__Material for the task__:
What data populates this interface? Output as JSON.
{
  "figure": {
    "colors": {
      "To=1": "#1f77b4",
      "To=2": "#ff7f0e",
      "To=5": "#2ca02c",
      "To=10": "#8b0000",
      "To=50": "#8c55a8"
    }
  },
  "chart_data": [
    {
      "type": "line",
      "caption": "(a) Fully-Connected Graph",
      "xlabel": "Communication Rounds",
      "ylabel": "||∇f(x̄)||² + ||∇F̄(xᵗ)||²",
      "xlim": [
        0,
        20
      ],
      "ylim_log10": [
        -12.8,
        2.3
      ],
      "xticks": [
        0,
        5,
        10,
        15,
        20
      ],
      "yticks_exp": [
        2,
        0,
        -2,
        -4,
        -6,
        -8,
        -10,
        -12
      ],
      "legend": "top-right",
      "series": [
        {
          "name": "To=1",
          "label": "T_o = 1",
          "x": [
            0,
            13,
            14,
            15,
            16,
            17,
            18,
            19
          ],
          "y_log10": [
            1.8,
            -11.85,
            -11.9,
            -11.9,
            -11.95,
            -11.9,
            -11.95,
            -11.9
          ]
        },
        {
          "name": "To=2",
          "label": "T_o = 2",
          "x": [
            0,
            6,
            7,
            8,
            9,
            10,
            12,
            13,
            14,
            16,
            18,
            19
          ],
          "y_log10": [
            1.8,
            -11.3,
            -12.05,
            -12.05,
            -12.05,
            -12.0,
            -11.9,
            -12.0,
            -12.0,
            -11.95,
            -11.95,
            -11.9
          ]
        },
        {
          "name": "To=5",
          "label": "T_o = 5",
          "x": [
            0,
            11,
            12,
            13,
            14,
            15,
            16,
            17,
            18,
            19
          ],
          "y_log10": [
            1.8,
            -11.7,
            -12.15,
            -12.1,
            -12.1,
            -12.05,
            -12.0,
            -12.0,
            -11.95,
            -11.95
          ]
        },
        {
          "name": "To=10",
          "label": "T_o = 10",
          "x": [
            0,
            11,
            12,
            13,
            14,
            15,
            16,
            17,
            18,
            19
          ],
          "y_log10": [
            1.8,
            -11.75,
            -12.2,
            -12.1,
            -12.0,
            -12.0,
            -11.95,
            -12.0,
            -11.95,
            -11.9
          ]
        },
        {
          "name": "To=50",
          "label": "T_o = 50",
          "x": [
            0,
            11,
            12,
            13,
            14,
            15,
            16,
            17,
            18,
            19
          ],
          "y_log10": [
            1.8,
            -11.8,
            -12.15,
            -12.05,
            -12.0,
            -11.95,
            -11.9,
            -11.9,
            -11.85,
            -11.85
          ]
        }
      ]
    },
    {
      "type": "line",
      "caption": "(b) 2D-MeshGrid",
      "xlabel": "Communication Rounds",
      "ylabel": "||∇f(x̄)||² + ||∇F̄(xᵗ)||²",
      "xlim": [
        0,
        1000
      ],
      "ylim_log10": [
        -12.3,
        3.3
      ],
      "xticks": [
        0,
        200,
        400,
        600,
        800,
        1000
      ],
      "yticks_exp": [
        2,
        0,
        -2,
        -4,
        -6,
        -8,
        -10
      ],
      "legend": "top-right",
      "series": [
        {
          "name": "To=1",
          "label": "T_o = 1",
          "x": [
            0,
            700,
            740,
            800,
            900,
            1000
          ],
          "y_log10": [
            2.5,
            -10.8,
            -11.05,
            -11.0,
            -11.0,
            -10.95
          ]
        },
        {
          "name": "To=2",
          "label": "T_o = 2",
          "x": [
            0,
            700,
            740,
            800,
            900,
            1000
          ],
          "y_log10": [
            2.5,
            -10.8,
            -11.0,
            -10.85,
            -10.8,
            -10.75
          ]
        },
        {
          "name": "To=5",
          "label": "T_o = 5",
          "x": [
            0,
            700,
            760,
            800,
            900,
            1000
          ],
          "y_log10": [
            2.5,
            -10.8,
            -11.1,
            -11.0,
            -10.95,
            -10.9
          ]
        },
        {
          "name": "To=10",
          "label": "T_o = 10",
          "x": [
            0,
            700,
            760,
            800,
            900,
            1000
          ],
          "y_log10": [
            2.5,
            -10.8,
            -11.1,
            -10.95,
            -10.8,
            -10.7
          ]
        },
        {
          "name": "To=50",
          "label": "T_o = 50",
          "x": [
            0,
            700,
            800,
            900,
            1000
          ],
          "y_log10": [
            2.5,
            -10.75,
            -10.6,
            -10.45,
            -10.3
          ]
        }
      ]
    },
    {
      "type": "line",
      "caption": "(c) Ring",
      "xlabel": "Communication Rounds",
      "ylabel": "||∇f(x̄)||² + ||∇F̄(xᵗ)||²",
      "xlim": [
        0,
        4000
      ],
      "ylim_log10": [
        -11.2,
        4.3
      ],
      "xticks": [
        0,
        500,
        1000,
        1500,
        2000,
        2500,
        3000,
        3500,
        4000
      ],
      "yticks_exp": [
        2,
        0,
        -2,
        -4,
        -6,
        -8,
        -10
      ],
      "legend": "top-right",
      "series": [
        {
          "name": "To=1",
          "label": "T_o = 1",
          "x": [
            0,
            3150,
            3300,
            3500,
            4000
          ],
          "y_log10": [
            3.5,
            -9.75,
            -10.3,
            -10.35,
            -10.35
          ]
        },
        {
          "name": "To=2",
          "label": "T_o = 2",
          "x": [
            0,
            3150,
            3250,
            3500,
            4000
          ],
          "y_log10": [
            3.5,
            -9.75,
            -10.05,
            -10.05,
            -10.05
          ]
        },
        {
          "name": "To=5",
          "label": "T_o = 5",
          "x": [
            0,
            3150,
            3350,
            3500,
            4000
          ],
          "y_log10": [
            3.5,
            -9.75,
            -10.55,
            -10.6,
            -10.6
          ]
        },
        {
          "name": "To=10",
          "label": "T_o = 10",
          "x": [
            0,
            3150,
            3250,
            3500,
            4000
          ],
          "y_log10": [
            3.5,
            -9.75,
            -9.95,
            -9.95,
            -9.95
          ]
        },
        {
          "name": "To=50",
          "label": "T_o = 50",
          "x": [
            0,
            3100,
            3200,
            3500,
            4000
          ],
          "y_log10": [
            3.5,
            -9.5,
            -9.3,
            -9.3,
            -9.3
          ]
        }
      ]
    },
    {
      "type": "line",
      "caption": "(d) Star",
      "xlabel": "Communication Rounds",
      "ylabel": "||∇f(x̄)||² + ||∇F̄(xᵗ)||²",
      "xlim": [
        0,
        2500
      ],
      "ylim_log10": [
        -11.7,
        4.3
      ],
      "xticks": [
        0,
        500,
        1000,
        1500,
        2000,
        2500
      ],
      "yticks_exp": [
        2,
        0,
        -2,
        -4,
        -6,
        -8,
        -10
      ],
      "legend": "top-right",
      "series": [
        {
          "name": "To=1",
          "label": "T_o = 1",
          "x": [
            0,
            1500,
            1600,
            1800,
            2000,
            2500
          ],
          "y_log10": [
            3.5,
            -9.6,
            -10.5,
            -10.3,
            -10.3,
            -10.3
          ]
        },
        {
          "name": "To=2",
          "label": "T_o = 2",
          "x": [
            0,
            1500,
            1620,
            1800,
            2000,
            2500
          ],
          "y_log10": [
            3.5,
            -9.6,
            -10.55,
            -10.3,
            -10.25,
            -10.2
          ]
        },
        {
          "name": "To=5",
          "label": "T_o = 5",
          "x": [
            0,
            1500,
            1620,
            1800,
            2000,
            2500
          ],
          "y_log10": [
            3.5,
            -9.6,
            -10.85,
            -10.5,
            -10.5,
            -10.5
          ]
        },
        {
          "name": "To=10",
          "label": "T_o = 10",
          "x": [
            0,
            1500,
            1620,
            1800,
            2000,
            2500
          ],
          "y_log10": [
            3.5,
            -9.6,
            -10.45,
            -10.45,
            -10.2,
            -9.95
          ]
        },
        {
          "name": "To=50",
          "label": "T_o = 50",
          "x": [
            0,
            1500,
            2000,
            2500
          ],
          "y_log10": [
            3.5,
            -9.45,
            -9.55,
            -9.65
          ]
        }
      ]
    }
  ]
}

__Task objective__: Return each line in the records that holds the string "caption".

__Answer for this exercise__:
      "caption": "(a) Fully-Connected Graph",
      "caption": "(b) 2D-MeshGrid",
      "caption": "(c) Ring",
      "caption": "(d) Star",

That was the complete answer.